SHORT TASK:
Copy the records below word for word, keeping every line as it stands.

****************

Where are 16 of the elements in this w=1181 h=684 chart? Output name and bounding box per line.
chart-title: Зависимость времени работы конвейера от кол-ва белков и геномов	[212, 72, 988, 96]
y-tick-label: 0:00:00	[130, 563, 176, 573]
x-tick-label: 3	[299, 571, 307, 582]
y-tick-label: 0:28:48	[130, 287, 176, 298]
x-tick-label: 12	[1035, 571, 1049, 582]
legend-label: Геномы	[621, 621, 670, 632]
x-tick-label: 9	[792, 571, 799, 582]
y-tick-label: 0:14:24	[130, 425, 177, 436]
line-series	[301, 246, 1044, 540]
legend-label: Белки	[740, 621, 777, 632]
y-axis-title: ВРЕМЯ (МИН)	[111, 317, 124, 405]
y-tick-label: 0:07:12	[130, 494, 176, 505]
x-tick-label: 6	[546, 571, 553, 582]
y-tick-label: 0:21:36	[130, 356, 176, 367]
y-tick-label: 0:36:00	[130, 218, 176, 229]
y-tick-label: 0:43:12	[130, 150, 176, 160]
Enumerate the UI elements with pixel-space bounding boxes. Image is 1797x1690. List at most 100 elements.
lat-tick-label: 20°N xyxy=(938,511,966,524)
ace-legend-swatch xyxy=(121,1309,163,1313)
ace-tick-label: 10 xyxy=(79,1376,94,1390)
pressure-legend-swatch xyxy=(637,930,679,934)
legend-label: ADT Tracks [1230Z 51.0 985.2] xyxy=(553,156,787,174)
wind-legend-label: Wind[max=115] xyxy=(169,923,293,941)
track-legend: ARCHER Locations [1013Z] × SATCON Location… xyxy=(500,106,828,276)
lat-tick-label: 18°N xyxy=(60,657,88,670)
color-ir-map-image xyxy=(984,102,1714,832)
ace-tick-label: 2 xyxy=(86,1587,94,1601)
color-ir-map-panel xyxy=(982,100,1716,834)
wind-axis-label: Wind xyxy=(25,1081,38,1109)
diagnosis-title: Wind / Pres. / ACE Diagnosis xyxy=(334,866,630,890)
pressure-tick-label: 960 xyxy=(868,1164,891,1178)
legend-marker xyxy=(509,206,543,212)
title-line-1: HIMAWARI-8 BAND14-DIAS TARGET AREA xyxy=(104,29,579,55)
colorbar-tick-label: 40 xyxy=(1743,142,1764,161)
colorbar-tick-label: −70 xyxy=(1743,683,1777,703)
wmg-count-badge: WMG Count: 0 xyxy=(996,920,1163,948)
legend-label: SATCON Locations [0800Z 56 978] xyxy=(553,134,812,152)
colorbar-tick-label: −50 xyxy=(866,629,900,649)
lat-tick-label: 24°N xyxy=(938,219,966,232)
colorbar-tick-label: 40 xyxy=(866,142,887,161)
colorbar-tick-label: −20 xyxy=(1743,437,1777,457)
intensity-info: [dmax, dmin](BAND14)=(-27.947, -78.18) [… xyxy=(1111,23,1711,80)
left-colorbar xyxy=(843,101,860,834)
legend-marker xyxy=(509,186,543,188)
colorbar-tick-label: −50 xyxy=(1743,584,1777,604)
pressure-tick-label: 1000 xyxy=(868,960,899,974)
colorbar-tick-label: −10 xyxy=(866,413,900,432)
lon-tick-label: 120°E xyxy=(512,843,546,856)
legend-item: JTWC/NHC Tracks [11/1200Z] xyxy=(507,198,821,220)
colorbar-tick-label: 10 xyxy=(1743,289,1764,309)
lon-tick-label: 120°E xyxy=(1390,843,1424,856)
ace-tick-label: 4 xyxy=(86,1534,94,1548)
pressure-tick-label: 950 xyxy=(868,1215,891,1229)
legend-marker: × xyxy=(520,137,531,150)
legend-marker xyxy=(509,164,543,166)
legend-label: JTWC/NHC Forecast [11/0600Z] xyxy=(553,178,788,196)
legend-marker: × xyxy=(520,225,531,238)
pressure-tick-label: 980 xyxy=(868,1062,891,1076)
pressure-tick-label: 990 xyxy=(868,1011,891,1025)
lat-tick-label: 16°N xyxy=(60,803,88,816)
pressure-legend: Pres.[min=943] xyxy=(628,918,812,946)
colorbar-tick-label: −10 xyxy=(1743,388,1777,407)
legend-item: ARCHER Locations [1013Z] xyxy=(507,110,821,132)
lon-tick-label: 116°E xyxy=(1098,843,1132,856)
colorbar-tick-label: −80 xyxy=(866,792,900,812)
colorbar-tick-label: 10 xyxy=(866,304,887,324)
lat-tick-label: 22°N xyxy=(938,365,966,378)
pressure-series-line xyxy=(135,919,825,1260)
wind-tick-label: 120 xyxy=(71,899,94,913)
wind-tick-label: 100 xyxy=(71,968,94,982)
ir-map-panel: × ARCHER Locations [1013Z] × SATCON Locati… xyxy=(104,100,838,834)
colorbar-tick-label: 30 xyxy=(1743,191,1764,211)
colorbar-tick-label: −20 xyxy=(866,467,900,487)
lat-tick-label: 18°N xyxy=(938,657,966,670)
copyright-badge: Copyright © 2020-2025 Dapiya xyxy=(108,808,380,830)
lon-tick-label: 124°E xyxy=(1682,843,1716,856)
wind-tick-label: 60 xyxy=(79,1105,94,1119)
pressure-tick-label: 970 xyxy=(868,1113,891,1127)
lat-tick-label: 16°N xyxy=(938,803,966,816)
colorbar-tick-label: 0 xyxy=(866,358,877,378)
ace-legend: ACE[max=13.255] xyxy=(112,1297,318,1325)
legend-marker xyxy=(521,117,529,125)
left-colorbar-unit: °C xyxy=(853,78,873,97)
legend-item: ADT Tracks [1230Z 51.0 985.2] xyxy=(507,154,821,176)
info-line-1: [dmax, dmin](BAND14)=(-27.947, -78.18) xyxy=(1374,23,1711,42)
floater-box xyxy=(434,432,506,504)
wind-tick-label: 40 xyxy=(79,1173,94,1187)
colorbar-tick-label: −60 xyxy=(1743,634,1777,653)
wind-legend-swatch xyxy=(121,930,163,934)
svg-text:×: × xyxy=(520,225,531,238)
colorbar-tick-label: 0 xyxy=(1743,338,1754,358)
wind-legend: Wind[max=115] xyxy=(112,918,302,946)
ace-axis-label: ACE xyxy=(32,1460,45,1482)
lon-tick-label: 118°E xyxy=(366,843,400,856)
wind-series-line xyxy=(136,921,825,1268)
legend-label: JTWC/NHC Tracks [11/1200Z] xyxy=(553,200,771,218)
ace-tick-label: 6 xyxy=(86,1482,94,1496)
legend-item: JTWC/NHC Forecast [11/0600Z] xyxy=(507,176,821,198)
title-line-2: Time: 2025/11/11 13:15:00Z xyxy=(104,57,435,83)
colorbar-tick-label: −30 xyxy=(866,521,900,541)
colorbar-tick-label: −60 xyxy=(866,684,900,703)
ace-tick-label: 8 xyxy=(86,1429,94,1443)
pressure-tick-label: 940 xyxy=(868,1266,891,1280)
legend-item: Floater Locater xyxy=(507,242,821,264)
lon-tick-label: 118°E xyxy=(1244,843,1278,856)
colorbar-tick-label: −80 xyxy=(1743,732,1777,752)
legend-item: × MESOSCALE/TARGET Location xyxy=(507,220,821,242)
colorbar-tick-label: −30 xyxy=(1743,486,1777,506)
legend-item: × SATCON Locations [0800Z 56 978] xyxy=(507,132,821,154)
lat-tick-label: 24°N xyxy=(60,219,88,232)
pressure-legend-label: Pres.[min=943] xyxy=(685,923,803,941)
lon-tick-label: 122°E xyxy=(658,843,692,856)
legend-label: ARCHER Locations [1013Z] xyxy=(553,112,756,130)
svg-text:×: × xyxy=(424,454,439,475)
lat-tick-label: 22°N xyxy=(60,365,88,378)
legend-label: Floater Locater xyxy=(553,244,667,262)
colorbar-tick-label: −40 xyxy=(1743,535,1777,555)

****************

EXERCISE ANSWER:
Where are 16 of the elements in this w=1181 h=684 chart? Output name and bounding box per line.
chart-title: Зависимость времени работы конвейера от кол-ва белков и геномов	[212, 72, 988, 96]
y-tick-label: 0:00:00	[130, 563, 176, 573]
x-tick-label: 3	[299, 571, 307, 582]
y-tick-label: 0:28:48	[130, 287, 176, 298]
x-tick-label: 12	[1035, 571, 1049, 582]
legend-label: Геномы	[621, 621, 670, 632]
x-tick-label: 9	[792, 571, 799, 582]
y-tick-label: 0:14:24	[130, 425, 177, 436]
line-series	[301, 246, 1044, 540]
legend-label: Белки	[740, 621, 777, 632]
y-axis-title: ВРЕМЯ (МИН)	[111, 317, 124, 405]
y-tick-label: 0:07:12	[130, 494, 176, 505]
x-tick-label: 6	[546, 571, 553, 582]
y-tick-label: 0:21:36	[130, 356, 176, 367]
y-tick-label: 0:36:00	[130, 218, 176, 229]
y-tick-label: 0:43:12	[130, 150, 176, 160]
Enumerate the UI elements with pixel-space bounding boxes. Image is 1797x1690. List at most 100 elements.
lat-tick-label: 20°N xyxy=(938,511,966,524)
ace-legend-swatch xyxy=(121,1309,163,1313)
ace-tick-label: 10 xyxy=(79,1376,94,1390)
pressure-legend-swatch xyxy=(637,930,679,934)
legend-label: ADT Tracks [1230Z 51.0 985.2] xyxy=(553,156,787,174)
wind-legend-label: Wind[max=115] xyxy=(169,923,293,941)
track-legend: ARCHER Locations [1013Z] × SATCON Location… xyxy=(500,106,828,276)
lat-tick-label: 18°N xyxy=(60,657,88,670)
color-ir-map-image xyxy=(984,102,1714,832)
ace-tick-label: 2 xyxy=(86,1587,94,1601)
color-ir-map-panel xyxy=(982,100,1716,834)
wind-axis-label: Wind xyxy=(25,1081,38,1109)
diagnosis-title: Wind / Pres. / ACE Diagnosis xyxy=(334,866,630,890)
pressure-tick-label: 960 xyxy=(868,1164,891,1178)
legend-marker xyxy=(509,206,543,212)
title-line-1: HIMAWARI-8 BAND14-DIAS TARGET AREA xyxy=(104,29,579,55)
colorbar-tick-label: 40 xyxy=(1743,142,1764,161)
colorbar-tick-label: −70 xyxy=(1743,683,1777,703)
wmg-count-badge: WMG Count: 0 xyxy=(996,920,1163,948)
legend-label: SATCON Locations [0800Z 56 978] xyxy=(553,134,812,152)
colorbar-tick-label: −50 xyxy=(866,629,900,649)
lat-tick-label: 24°N xyxy=(938,219,966,232)
colorbar-tick-label: 40 xyxy=(866,142,887,161)
colorbar-tick-label: −20 xyxy=(1743,437,1777,457)
intensity-info: [dmax, dmin](BAND14)=(-27.947, -78.18) [… xyxy=(1111,23,1711,80)
left-colorbar xyxy=(843,101,860,834)
legend-marker xyxy=(509,186,543,188)
colorbar-tick-label: −50 xyxy=(1743,584,1777,604)
pressure-tick-label: 1000 xyxy=(868,960,899,974)
colorbar-tick-label: −10 xyxy=(866,413,900,432)
lon-tick-label: 120°E xyxy=(512,843,546,856)
legend-item: JTWC/NHC Tracks [11/1200Z] xyxy=(507,198,821,220)
colorbar-tick-label: 10 xyxy=(1743,289,1764,309)
lon-tick-label: 120°E xyxy=(1390,843,1424,856)
ace-tick-label: 4 xyxy=(86,1534,94,1548)
pressure-tick-label: 950 xyxy=(868,1215,891,1229)
legend-marker: × xyxy=(520,137,531,150)
legend-marker xyxy=(509,164,543,166)
legend-label: JTWC/NHC Forecast [11/0600Z] xyxy=(553,178,788,196)
legend-marker: × xyxy=(520,225,531,238)
pressure-tick-label: 980 xyxy=(868,1062,891,1076)
pressure-tick-label: 990 xyxy=(868,1011,891,1025)
lat-tick-label: 16°N xyxy=(60,803,88,816)
pressure-legend: Pres.[min=943] xyxy=(628,918,812,946)
colorbar-tick-label: −10 xyxy=(1743,388,1777,407)
legend-item: ARCHER Locations [1013Z] xyxy=(507,110,821,132)
lon-tick-label: 116°E xyxy=(1098,843,1132,856)
colorbar-tick-label: −80 xyxy=(866,792,900,812)
colorbar-tick-label: 10 xyxy=(866,304,887,324)
lat-tick-label: 22°N xyxy=(938,365,966,378)
pressure-series-line xyxy=(135,919,825,1260)
wind-tick-label: 120 xyxy=(71,899,94,913)
wind-tick-label: 100 xyxy=(71,968,94,982)
ir-map-panel: × ARCHER Locations [1013Z] × SATCON Locati… xyxy=(104,100,838,834)
colorbar-tick-label: 30 xyxy=(1743,191,1764,211)
colorbar-tick-label: −20 xyxy=(866,467,900,487)
lat-tick-label: 18°N xyxy=(938,657,966,670)
copyright-badge: Copyright © 2020-2025 Dapiya xyxy=(108,808,380,830)
lon-tick-label: 124°E xyxy=(1682,843,1716,856)
wind-tick-label: 60 xyxy=(79,1105,94,1119)
pressure-tick-label: 970 xyxy=(868,1113,891,1127)
lat-tick-label: 16°N xyxy=(938,803,966,816)
colorbar-tick-label: 0 xyxy=(866,358,877,378)
ace-legend: ACE[max=13.255] xyxy=(112,1297,318,1325)
legend-marker xyxy=(521,117,529,125)
left-colorbar-unit: °C xyxy=(853,78,873,97)
legend-item: ADT Tracks [1230Z 51.0 985.2] xyxy=(507,154,821,176)
info-line-1: [dmax, dmin](BAND14)=(-27.947, -78.18) xyxy=(1374,23,1711,42)
floater-box xyxy=(434,432,506,504)
wind-tick-label: 40 xyxy=(79,1173,94,1187)
colorbar-tick-label: −60 xyxy=(1743,634,1777,653)
wind-legend-swatch xyxy=(121,930,163,934)
svg-text:×: × xyxy=(520,225,531,238)
colorbar-tick-label: 0 xyxy=(1743,338,1754,358)
wind-legend: Wind[max=115] xyxy=(112,918,302,946)
ace-axis-label: ACE xyxy=(32,1460,45,1482)
lon-tick-label: 118°E xyxy=(366,843,400,856)
wind-series-line xyxy=(136,921,825,1268)
legend-label: JTWC/NHC Tracks [11/1200Z] xyxy=(553,200,771,218)
ace-tick-label: 6 xyxy=(86,1482,94,1496)
legend-item: JTWC/NHC Forecast [11/0600Z] xyxy=(507,176,821,198)
title-line-2: Time: 2025/11/11 13:15:00Z xyxy=(104,57,435,83)
colorbar-tick-label: −30 xyxy=(866,521,900,541)
colorbar-tick-label: −60 xyxy=(866,684,900,703)
ace-tick-label: 8 xyxy=(86,1429,94,1443)
pressure-tick-label: 940 xyxy=(868,1266,891,1280)
legend-item: Floater Locater xyxy=(507,242,821,264)
lon-tick-label: 118°E xyxy=(1244,843,1278,856)
colorbar-tick-label: −80 xyxy=(1743,732,1777,752)
legend-item: × MESOSCALE/TARGET Location xyxy=(507,220,821,242)
colorbar-tick-label: −30 xyxy=(1743,486,1777,506)
legend-item: × SATCON Locations [0800Z 56 978] xyxy=(507,132,821,154)
lat-tick-label: 24°N xyxy=(60,219,88,232)
pressure-legend-label: Pres.[min=943] xyxy=(685,923,803,941)
lon-tick-label: 122°E xyxy=(658,843,692,856)
legend-label: ARCHER Locations [1013Z] xyxy=(553,112,756,130)
svg-text:×: × xyxy=(424,454,439,475)
lat-tick-label: 22°N xyxy=(60,365,88,378)
legend-label: Floater Locater xyxy=(553,244,667,262)
colorbar-tick-label: −40 xyxy=(1743,535,1777,555)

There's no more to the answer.